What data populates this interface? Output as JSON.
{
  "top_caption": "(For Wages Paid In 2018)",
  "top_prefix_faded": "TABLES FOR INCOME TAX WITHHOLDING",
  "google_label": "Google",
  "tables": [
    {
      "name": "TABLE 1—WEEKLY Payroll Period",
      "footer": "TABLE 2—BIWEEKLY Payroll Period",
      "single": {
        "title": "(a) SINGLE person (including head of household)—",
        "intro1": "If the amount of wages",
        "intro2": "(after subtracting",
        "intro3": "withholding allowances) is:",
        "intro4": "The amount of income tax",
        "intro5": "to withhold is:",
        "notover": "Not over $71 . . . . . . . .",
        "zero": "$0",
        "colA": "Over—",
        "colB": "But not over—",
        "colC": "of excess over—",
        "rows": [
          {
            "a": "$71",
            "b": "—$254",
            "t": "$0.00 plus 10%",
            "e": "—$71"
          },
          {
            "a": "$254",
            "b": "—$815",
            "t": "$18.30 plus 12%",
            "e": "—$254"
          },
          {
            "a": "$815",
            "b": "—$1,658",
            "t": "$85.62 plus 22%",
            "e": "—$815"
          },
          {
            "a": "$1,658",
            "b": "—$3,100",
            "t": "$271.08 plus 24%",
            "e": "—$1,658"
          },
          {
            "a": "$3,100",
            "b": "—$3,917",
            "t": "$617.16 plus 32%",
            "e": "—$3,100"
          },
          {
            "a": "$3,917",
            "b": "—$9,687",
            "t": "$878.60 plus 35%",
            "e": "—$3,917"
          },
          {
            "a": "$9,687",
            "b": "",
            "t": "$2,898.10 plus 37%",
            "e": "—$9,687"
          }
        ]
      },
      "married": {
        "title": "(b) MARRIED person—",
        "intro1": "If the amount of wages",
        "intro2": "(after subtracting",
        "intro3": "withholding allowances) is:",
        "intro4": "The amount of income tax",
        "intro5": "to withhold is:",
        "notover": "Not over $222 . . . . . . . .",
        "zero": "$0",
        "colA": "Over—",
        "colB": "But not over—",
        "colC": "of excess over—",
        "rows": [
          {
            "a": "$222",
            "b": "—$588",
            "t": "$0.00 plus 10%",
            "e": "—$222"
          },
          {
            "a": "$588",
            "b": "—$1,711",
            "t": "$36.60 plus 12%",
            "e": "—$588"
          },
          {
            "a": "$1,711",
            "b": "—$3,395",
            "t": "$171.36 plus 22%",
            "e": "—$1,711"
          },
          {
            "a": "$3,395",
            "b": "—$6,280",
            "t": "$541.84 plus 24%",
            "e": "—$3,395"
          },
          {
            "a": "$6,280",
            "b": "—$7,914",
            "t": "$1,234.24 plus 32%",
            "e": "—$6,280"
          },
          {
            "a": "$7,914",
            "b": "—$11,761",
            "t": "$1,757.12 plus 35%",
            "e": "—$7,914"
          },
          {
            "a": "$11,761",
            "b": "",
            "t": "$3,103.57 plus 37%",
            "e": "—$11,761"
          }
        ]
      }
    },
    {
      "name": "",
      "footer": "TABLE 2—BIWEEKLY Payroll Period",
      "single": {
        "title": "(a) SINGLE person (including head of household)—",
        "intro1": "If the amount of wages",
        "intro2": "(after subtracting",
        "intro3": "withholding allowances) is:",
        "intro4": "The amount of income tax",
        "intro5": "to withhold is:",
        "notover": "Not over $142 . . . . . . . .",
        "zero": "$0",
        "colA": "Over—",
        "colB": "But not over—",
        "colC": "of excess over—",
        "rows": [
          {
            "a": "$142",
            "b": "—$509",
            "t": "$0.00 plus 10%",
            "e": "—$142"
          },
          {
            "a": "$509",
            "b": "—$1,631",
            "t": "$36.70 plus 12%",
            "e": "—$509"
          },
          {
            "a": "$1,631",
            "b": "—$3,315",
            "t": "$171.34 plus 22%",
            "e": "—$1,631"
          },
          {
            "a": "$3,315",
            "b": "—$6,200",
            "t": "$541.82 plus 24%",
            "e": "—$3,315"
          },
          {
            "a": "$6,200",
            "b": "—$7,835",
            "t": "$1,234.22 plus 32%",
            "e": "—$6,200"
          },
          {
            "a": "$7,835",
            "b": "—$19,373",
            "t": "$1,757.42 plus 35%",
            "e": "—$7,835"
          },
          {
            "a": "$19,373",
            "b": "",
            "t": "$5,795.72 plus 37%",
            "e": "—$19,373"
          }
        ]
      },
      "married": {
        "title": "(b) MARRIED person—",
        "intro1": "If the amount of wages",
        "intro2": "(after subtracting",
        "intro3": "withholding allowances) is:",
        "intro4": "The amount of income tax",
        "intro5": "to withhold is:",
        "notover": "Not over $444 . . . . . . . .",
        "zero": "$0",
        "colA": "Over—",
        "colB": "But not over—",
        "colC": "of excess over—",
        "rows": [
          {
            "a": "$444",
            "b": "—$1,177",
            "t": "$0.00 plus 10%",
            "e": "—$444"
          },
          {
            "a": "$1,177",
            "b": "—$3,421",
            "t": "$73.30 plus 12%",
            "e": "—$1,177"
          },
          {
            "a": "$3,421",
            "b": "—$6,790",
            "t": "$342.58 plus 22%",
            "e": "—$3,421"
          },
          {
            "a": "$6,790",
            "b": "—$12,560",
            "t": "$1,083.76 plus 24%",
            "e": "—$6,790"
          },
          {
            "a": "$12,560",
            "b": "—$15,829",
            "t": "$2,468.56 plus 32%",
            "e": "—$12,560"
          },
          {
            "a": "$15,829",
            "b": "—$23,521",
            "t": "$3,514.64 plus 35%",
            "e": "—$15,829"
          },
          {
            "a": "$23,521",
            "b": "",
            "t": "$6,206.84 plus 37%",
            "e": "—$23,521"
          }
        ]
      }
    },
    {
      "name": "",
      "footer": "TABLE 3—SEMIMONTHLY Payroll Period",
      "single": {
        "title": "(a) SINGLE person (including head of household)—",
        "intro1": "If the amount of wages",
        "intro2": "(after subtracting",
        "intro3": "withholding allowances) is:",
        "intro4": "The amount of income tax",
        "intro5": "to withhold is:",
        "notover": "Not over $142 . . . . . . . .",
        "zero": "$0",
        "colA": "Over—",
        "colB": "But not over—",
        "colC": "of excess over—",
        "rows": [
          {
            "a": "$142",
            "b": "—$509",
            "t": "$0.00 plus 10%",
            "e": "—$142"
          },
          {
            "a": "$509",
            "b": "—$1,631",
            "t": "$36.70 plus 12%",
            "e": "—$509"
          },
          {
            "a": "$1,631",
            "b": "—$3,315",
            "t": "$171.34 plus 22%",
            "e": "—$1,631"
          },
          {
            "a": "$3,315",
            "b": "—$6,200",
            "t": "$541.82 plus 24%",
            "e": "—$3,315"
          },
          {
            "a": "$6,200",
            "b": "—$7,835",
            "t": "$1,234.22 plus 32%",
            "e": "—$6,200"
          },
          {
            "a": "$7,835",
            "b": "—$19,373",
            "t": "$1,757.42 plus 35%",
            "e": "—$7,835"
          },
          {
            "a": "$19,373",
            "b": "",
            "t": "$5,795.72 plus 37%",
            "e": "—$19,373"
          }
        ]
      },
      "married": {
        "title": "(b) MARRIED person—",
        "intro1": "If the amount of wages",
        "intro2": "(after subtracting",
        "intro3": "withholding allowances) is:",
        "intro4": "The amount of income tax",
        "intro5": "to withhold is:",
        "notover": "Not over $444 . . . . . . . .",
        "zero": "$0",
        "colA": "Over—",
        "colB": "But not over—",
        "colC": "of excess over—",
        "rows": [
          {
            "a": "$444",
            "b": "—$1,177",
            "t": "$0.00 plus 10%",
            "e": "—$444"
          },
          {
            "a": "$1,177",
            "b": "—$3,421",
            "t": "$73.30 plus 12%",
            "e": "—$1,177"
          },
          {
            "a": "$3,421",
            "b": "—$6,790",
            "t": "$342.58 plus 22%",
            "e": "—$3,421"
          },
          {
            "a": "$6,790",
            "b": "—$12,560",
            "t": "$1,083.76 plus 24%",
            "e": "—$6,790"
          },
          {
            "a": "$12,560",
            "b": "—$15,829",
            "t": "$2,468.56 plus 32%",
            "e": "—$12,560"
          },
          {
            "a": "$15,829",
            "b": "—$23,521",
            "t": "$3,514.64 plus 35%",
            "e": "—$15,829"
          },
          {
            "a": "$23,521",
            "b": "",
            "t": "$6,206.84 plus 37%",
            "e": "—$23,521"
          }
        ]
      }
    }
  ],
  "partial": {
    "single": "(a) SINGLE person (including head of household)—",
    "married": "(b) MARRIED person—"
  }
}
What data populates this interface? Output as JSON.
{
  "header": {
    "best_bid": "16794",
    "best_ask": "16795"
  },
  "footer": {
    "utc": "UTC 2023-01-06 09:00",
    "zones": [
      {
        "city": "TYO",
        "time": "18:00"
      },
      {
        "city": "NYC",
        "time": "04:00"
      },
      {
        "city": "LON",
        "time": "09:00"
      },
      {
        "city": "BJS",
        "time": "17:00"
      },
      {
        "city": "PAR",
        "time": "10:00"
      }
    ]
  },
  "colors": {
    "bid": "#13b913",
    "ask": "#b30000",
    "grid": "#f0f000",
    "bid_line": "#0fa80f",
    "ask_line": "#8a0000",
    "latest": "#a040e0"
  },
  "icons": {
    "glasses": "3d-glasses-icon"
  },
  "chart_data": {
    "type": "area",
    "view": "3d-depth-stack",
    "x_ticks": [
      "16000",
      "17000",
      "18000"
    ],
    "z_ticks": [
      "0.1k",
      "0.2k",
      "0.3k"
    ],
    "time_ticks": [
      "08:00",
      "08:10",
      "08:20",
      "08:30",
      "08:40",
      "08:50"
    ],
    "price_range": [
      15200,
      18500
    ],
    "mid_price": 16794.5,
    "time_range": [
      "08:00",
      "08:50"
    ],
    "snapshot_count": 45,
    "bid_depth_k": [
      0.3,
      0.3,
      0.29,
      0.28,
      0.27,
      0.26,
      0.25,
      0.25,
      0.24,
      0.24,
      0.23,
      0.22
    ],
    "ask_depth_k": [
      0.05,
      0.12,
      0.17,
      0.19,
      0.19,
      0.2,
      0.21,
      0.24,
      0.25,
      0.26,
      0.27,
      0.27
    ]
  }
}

------

# [Aim of the exercise]
Identify every line holding the word "footer" and copy it out.

# [Final result]
      "footer": "TABLE 2—BIWEEKLY Payroll Period",
      "footer": "TABLE 2—BIWEEKLY Payroll Period",
      "footer": "TABLE 3—SEMIMONTHLY Payroll Period",
  "footer": {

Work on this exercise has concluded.